Excerpt →

▬▬▬▬▬▬

Google's Schmidt: Students will provide pulse, heart of technology's future

Eric Schmidt
Robert Barker/University Photography
Google executive chairman Eric Schmidt spoke at management professor David BenDaniel's class on entrepreneurship and business ownership at the Samuel Curtis Johnson Graduate School of Management.

The world will be a better place sooner than one might think, as innovations in technology improve our lives and the lives of others around the world in unfathomable ways, according to Eric Schmidt, executive chairman of Google Inc.

Schmidt said he is jealous of young people today, who are leading their elders to future technology. "This generation, your generation, is the first fully connected generation the world has ever known. ... if you are awake, you're online. And you're probably texting your friends right now," he quipped.

Schmidt spoke Sept. 20 as Cornell's 31st Hatfield Fellow in Economic Education to a packed house in Statler Auditorium. The Hatfield Fellowship is the highest honor Cornell bestows on individuals from the corporate sector and serves as a platform for exchange of ideas between the academic and corporate communities.

▬▬▬▬▬▬

Data section →
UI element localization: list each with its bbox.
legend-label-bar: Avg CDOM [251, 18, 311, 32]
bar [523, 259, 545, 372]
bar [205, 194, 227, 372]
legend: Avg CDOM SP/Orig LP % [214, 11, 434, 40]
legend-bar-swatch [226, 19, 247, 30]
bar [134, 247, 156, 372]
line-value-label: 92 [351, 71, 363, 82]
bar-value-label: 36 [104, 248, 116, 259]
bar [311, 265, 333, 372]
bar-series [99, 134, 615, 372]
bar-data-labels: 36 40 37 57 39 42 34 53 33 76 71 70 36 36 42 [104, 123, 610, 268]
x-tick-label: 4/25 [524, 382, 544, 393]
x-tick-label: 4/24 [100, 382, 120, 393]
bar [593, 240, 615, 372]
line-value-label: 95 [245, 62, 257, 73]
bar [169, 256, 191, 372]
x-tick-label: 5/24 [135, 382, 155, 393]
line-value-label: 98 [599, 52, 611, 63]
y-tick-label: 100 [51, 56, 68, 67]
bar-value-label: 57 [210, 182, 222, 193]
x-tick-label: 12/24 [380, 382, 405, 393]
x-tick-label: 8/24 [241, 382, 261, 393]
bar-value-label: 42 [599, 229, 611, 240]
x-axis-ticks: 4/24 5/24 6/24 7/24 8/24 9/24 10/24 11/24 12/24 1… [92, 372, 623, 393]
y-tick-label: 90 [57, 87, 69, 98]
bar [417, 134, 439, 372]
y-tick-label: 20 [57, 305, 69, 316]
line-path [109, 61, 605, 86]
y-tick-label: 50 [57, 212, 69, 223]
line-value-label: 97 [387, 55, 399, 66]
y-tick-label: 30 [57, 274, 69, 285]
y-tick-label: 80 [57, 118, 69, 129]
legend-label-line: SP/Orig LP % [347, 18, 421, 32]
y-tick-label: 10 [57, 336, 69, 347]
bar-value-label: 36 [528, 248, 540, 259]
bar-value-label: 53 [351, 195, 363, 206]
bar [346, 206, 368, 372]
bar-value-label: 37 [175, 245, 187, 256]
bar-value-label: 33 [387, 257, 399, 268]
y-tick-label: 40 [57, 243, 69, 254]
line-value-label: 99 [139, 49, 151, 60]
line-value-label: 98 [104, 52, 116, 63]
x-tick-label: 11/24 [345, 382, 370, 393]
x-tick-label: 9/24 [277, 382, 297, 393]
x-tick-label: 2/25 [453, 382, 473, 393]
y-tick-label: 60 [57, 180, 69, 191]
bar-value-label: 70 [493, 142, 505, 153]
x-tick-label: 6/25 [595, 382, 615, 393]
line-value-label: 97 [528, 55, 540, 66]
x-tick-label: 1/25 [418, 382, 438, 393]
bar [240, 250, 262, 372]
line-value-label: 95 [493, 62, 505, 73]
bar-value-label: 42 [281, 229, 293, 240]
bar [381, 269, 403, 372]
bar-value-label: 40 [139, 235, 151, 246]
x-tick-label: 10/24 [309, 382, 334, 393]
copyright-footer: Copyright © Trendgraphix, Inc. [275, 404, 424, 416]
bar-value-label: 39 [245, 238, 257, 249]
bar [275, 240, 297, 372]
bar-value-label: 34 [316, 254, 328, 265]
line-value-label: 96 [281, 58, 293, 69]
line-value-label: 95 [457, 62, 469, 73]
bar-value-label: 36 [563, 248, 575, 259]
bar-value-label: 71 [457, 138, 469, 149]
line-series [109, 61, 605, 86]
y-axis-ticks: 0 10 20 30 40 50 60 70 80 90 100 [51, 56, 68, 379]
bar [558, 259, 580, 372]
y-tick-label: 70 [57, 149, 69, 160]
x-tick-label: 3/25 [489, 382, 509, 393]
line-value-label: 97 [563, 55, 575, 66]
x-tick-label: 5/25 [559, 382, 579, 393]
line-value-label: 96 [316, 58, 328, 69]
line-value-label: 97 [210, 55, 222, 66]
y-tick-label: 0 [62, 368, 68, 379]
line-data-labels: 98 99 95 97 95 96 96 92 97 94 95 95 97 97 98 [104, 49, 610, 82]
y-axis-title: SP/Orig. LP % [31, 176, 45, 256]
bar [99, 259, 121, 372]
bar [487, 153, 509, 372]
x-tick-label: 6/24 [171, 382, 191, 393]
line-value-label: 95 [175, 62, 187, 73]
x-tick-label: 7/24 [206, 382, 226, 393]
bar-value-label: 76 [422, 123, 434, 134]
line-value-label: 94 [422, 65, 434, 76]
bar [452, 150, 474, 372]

▬▬▬▬▬▬

Requirements →
(a) Answer these questions about the article on Eric Schmidt's talk at Cornell:
(i) Whose class on entrepreneurship and business ownership did Schmidt speak at?
(ii) On what date did Schmidt speak in Statler Auditorium?
(iii) As which Hatfield Fellow did he speak?
(b) Copy out the stretch of the records from their first line through the line containing "bar [169, 256, 191, 372]", keeping each line unchanged.
The article and the records are unrelated material.

Solutions to the problems →
(a)
(i) Management professor David BenDaniel's class
(ii) Sept. 20
(iii) Cornell's 31st Hatfield Fellow in Economic Education

(b)
UI element localization: list each with its bbox.
legend-label-bar: Avg CDOM [251, 18, 311, 32]
bar [523, 259, 545, 372]
bar [205, 194, 227, 372]
legend: Avg CDOM SP/Orig LP % [214, 11, 434, 40]
legend-bar-swatch [226, 19, 247, 30]
bar [134, 247, 156, 372]
line-value-label: 92 [351, 71, 363, 82]
bar-value-label: 36 [104, 248, 116, 259]
bar [311, 265, 333, 372]
bar-series [99, 134, 615, 372]
bar-data-labels: 36 40 37 57 39 42 34 53 33 76 71 70 36 36 42 [104, 123, 610, 268]
x-tick-label: 4/25 [524, 382, 544, 393]
x-tick-label: 4/24 [100, 382, 120, 393]
bar [593, 240, 615, 372]
line-value-label: 95 [245, 62, 257, 73]
bar [169, 256, 191, 372]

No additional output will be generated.